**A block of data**

........

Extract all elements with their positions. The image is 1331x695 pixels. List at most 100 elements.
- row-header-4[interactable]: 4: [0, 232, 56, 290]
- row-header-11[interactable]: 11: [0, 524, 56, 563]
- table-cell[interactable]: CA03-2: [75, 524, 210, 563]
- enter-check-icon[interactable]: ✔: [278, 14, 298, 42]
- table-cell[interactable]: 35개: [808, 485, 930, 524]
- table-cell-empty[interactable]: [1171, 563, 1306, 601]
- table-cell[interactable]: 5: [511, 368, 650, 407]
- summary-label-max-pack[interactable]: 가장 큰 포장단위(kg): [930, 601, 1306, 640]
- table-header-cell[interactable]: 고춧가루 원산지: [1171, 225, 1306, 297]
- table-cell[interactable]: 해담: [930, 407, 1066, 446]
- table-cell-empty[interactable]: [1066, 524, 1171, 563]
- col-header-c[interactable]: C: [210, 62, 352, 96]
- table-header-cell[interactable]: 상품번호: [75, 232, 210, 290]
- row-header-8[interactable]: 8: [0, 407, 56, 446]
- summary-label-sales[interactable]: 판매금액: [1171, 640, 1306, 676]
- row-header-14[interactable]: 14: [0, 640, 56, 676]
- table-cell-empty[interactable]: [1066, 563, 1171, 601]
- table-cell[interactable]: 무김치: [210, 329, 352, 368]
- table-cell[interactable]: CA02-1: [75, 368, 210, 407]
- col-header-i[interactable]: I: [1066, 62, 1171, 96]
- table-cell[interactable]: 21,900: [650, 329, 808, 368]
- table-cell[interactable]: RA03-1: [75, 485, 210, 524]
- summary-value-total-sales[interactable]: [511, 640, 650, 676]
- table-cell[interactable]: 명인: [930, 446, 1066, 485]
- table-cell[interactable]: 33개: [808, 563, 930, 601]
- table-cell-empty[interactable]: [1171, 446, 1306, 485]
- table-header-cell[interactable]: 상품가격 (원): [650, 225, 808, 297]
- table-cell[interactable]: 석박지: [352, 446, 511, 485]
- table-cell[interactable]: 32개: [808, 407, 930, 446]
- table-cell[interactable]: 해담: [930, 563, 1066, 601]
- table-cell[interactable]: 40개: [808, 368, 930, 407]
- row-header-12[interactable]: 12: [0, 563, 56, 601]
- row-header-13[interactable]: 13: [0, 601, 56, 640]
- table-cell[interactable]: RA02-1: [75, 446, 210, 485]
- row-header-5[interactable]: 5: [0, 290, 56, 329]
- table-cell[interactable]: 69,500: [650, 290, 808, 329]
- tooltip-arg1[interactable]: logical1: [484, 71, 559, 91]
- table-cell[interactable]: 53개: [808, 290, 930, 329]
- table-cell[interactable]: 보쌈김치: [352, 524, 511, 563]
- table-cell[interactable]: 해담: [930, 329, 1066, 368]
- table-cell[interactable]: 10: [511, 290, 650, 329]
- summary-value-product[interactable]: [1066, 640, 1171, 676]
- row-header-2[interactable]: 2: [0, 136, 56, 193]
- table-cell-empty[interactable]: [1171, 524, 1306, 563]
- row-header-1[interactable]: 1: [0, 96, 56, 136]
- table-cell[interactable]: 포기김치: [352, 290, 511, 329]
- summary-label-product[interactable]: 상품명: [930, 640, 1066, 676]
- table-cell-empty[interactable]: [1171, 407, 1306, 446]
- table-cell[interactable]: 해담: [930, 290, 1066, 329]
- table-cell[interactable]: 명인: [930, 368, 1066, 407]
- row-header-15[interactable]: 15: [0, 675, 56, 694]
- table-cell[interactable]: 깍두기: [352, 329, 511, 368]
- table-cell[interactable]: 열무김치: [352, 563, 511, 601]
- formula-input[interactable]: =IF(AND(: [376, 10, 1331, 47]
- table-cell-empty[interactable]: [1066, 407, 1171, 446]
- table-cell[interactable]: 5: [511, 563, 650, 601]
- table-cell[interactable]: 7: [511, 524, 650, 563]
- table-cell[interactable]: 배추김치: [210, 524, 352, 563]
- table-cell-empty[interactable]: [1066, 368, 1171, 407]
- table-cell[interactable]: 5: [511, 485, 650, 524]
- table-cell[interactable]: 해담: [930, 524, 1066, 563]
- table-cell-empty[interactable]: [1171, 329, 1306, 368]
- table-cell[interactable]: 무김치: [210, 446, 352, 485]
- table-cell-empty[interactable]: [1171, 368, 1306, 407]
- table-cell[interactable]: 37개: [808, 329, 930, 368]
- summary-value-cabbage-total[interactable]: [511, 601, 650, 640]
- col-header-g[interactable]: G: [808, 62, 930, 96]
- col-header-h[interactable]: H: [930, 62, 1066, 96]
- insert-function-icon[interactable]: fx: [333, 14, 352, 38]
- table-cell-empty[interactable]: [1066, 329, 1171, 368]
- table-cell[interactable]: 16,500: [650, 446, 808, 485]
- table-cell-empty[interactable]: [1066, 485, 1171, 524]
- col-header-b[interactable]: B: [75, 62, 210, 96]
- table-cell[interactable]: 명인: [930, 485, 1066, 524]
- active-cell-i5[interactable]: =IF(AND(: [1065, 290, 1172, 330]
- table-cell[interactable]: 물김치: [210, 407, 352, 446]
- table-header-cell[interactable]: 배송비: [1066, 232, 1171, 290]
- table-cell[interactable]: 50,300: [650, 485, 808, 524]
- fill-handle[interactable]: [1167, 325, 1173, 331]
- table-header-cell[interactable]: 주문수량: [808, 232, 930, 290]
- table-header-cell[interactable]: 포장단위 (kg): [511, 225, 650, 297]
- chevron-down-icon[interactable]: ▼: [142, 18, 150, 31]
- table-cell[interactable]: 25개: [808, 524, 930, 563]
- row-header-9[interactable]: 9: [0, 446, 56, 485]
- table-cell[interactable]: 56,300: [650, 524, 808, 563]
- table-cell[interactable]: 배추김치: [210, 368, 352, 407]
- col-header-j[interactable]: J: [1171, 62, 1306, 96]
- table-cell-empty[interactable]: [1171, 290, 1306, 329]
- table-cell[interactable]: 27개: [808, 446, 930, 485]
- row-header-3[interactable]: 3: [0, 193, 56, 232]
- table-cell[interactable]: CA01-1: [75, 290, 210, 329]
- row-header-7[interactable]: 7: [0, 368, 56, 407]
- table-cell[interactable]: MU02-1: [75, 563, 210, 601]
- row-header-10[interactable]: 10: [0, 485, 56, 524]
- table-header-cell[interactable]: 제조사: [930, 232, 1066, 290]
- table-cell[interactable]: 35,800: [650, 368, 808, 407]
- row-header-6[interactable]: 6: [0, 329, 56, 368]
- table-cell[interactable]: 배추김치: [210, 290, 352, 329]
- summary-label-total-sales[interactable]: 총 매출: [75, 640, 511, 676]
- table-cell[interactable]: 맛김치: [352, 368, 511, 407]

........

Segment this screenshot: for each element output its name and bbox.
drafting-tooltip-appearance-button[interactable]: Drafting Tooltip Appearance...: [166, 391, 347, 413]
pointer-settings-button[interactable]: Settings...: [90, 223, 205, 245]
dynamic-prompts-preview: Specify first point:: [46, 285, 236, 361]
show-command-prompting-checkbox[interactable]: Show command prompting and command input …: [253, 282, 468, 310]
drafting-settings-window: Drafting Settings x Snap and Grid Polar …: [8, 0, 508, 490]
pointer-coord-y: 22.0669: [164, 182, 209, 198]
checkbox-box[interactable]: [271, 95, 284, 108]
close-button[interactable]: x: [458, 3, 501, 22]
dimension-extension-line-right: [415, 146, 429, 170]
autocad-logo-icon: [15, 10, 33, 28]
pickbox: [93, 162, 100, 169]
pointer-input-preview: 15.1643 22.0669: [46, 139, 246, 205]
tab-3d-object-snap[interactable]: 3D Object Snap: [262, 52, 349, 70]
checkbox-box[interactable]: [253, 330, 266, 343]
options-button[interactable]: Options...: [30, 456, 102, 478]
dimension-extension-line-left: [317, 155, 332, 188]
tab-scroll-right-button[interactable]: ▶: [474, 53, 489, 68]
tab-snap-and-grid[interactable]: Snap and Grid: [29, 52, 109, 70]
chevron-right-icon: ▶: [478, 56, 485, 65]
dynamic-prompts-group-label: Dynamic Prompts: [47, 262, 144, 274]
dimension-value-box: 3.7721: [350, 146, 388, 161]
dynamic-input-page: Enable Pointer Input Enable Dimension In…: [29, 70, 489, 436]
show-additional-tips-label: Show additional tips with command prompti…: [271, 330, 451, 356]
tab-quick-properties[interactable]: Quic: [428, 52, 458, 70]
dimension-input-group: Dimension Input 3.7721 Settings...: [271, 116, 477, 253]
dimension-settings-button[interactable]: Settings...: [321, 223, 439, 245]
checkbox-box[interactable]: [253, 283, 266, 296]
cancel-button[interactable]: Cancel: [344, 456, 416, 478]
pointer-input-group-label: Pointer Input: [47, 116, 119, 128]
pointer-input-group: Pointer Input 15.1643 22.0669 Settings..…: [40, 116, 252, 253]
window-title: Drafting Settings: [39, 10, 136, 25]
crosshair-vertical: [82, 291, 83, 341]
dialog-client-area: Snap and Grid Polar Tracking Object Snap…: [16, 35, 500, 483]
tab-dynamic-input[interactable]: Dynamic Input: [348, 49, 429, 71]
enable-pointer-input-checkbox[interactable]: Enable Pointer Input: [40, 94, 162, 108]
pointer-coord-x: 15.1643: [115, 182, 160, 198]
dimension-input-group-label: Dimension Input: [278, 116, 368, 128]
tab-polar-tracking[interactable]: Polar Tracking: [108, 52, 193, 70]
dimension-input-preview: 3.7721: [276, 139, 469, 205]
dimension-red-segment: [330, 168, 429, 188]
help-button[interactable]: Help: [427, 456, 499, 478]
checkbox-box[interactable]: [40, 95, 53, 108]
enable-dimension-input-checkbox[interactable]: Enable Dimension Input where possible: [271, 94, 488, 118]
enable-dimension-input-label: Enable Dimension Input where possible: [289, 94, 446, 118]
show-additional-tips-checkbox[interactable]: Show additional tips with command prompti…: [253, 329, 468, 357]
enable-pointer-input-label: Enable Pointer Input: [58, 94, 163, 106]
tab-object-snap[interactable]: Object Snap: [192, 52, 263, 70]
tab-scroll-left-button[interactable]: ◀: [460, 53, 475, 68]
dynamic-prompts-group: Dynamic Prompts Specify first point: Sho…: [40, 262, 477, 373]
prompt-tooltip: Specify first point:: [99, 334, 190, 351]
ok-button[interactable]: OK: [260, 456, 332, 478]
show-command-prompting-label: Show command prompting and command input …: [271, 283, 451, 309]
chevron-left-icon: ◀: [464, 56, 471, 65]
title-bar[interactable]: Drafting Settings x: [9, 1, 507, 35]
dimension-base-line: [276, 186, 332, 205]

........

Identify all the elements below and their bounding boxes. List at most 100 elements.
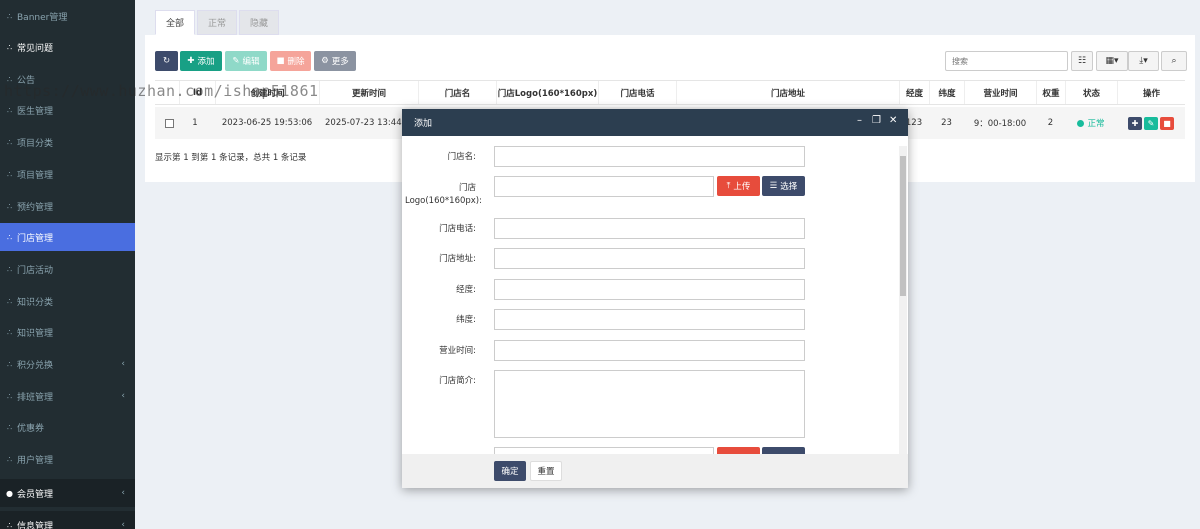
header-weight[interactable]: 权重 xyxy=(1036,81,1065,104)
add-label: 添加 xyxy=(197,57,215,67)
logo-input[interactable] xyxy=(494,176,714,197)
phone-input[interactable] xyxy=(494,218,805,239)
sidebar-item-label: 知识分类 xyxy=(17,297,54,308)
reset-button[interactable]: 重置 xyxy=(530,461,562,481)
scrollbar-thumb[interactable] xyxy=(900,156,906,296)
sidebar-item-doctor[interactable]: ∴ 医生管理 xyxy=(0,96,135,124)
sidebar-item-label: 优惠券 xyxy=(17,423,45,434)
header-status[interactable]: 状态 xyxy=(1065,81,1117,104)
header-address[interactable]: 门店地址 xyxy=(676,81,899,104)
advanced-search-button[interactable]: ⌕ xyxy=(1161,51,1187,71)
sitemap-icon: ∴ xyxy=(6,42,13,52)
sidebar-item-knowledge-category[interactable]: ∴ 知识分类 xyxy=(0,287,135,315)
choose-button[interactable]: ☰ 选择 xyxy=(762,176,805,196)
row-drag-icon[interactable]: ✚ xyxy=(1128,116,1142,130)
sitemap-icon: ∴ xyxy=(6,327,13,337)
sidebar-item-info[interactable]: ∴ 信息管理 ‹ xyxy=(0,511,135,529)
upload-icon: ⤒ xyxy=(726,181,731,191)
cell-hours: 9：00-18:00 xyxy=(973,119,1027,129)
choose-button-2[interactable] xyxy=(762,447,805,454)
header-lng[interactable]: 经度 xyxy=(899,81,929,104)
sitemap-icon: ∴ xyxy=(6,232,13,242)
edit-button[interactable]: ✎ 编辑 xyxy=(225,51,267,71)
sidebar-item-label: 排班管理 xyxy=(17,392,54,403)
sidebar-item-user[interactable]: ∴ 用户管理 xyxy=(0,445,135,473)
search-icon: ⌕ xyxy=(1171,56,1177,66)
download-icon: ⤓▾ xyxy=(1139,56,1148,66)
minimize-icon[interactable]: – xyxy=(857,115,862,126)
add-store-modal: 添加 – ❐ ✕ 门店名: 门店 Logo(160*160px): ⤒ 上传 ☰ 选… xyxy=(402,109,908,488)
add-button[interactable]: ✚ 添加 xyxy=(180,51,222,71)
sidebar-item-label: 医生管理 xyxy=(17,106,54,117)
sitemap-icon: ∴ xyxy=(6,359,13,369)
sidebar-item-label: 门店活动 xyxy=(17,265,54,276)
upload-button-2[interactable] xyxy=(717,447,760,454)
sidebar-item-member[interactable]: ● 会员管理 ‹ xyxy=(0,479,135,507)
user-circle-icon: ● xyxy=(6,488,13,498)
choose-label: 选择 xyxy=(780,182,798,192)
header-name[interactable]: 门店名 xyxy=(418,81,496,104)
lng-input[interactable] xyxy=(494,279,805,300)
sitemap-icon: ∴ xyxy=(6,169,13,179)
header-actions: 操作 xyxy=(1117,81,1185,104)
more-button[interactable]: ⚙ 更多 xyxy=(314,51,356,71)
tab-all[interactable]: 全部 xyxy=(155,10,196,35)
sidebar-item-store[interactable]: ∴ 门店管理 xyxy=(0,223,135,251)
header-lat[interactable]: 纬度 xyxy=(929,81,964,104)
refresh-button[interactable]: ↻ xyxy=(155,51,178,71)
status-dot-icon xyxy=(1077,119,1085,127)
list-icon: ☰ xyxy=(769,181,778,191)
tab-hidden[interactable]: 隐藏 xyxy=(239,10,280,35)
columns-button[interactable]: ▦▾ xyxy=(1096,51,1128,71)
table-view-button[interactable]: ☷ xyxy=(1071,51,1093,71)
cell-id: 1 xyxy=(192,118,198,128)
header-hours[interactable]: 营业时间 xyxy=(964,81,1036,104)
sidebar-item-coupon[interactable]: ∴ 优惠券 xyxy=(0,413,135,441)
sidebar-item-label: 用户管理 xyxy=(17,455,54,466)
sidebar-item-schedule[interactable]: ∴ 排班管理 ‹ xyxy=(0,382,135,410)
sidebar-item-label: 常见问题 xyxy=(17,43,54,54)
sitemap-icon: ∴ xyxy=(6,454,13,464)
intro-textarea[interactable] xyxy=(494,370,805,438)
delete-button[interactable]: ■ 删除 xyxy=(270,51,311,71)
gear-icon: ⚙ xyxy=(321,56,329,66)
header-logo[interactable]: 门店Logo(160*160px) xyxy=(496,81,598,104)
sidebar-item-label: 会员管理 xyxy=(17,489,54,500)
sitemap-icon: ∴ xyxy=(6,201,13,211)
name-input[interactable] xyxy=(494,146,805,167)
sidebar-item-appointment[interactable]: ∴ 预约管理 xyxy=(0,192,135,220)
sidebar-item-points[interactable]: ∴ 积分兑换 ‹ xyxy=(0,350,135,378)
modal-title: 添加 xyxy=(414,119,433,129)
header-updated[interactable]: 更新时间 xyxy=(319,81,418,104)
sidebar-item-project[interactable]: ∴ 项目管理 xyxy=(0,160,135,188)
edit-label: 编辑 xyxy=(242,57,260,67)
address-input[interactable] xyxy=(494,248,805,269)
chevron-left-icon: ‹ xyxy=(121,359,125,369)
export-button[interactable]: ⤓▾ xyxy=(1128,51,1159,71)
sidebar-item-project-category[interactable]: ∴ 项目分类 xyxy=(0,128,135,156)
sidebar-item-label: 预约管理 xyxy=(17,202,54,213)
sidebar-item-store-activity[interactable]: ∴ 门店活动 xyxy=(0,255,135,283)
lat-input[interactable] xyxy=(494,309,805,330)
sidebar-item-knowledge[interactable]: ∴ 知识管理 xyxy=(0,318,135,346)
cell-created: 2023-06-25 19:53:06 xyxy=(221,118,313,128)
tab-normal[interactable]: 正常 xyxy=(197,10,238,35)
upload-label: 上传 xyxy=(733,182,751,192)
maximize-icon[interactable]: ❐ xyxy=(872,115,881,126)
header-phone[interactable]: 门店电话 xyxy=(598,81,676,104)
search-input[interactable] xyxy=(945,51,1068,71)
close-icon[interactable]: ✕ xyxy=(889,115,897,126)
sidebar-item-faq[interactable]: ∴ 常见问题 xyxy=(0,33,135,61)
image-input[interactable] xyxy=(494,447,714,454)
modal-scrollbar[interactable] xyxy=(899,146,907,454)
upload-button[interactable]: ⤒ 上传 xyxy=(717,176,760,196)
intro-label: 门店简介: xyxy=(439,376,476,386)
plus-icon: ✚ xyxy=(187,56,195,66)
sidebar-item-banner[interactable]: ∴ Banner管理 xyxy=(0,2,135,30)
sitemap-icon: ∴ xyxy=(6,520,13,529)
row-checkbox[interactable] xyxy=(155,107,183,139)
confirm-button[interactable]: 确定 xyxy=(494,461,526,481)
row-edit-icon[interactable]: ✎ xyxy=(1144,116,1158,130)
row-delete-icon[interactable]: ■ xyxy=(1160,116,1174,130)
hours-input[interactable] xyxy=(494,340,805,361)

........

**Request**
Copy out the listing verbatim, starting at the line containing "Extract all elements" and ending at the line containing "- col-header-c[interactable]: C: [210, 62, 352, 96]", with both of those lines included.

**Reply**
Extract all elements with their positions. The image is 1331x695 pixels. List at most 100 elements.
- row-header-4[interactable]: 4: [0, 232, 56, 290]
- row-header-11[interactable]: 11: [0, 524, 56, 563]
- table-cell[interactable]: CA03-2: [75, 524, 210, 563]
- enter-check-icon[interactable]: ✔: [278, 14, 298, 42]
- table-cell[interactable]: 35개: [808, 485, 930, 524]
- table-cell-empty[interactable]: [1171, 563, 1306, 601]
- table-cell[interactable]: 5: [511, 368, 650, 407]
- summary-label-max-pack[interactable]: 가장 큰 포장단위(kg): [930, 601, 1306, 640]
- table-header-cell[interactable]: 고춧가루 원산지: [1171, 225, 1306, 297]
- table-cell[interactable]: 해담: [930, 407, 1066, 446]
- table-cell-empty[interactable]: [1066, 524, 1171, 563]
- col-header-c[interactable]: C: [210, 62, 352, 96]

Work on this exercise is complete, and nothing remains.